§ Dataset excerpts:
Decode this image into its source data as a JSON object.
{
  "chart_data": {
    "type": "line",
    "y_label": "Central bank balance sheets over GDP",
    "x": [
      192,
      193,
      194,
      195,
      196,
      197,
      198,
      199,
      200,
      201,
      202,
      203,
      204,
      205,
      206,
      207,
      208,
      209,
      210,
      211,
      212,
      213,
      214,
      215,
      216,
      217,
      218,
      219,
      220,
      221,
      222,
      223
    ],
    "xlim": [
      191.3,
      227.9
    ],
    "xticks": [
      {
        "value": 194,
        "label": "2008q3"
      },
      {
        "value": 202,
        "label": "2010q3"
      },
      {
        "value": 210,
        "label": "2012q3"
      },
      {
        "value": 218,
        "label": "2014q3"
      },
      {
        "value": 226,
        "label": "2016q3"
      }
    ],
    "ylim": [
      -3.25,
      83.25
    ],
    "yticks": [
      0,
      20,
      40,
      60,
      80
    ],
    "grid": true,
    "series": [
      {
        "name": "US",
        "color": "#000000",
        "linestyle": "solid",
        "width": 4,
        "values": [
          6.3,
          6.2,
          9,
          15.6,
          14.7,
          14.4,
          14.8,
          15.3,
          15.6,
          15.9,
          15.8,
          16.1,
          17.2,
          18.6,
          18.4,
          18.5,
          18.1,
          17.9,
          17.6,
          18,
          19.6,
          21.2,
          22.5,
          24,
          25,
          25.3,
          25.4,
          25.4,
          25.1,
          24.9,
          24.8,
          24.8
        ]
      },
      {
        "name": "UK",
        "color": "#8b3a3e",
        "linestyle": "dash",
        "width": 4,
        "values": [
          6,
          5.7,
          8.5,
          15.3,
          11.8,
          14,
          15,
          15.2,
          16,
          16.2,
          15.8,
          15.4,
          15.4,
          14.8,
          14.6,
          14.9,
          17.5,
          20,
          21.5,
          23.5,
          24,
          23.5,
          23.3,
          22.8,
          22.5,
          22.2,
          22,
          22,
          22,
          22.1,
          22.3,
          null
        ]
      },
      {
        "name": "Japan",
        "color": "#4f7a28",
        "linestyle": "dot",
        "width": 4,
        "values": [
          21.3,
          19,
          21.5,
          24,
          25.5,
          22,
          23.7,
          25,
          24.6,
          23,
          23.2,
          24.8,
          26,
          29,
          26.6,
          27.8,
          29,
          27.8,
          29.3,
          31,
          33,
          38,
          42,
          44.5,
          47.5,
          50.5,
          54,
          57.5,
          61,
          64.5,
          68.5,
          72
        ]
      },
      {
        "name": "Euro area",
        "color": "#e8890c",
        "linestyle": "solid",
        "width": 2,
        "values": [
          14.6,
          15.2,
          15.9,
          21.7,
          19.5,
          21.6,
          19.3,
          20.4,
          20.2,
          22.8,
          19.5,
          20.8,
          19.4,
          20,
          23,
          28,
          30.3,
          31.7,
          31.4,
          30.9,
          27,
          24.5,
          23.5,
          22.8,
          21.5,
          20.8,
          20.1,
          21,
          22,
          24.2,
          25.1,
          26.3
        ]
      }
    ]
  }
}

§ Written instruction: Go through the records and print each one exactly.

§ Answer to the problem:
Decode this image into its source data as a JSON object.
{
  "chart_data": {
    "type": "line",
    "y_label": "Central bank balance sheets over GDP",
    "x": [
      192,
      193,
      194,
      195,
      196,
      197,
      198,
      199,
      200,
      201,
      202,
      203,
      204,
      205,
      206,
      207,
      208,
      209,
      210,
      211,
      212,
      213,
      214,
      215,
      216,
      217,
      218,
      219,
      220,
      221,
      222,
      223
    ],
    "xlim": [
      191.3,
      227.9
    ],
    "xticks": [
      {
        "value": 194,
        "label": "2008q3"
      },
      {
        "value": 202,
        "label": "2010q3"
      },
      {
        "value": 210,
        "label": "2012q3"
      },
      {
        "value": 218,
        "label": "2014q3"
      },
      {
        "value": 226,
        "label": "2016q3"
      }
    ],
    "ylim": [
      -3.25,
      83.25
    ],
    "yticks": [
      0,
      20,
      40,
      60,
      80
    ],
    "grid": true,
    "series": [
      {
        "name": "US",
        "color": "#000000",
        "linestyle": "solid",
        "width": 4,
        "values": [
          6.3,
          6.2,
          9,
          15.6,
          14.7,
          14.4,
          14.8,
          15.3,
          15.6,
          15.9,
          15.8,
          16.1,
          17.2,
          18.6,
          18.4,
          18.5,
          18.1,
          17.9,
          17.6,
          18,
          19.6,
          21.2,
          22.5,
          24,
          25,
          25.3,
          25.4,
          25.4,
          25.1,
          24.9,
          24.8,
          24.8
        ]
      },
      {
        "name": "UK",
        "color": "#8b3a3e",
        "linestyle": "dash",
        "width": 4,
        "values": [
          6,
          5.7,
          8.5,
          15.3,
          11.8,
          14,
          15,
          15.2,
          16,
          16.2,
          15.8,
          15.4,
          15.4,
          14.8,
          14.6,
          14.9,
          17.5,
          20,
          21.5,
          23.5,
          24,
          23.5,
          23.3,
          22.8,
          22.5,
          22.2,
          22,
          22,
          22,
          22.1,
          22.3,
          null
        ]
      },
      {
        "name": "Japan",
        "color": "#4f7a28",
        "linestyle": "dot",
        "width": 4,
        "values": [
          21.3,
          19,
          21.5,
          24,
          25.5,
          22,
          23.7,
          25,
          24.6,
          23,
          23.2,
          24.8,
          26,
          29,
          26.6,
          27.8,
          29,
          27.8,
          29.3,
          31,
          33,
          38,
          42,
          44.5,
          47.5,
          50.5,
          54,
          57.5,
          61,
          64.5,
          68.5,
          72
        ]
      },
      {
        "name": "Euro area",
        "color": "#e8890c",
        "linestyle": "solid",
        "width": 2,
        "values": [
          14.6,
          15.2,
          15.9,
          21.7,
          19.5,
          21.6,
          19.3,
          20.4,
          20.2,
          22.8,
          19.5,
          20.8,
          19.4,
          20,
          23,
          28,
          30.3,
          31.7,
          31.4,
          30.9,
          27,
          24.5,
          23.5,
          22.8,
          21.5,
          20.8,
          20.1,
          21,
          22,
          24.2,
          25.1,
          26.3
        ]
      }
    ]
  }
}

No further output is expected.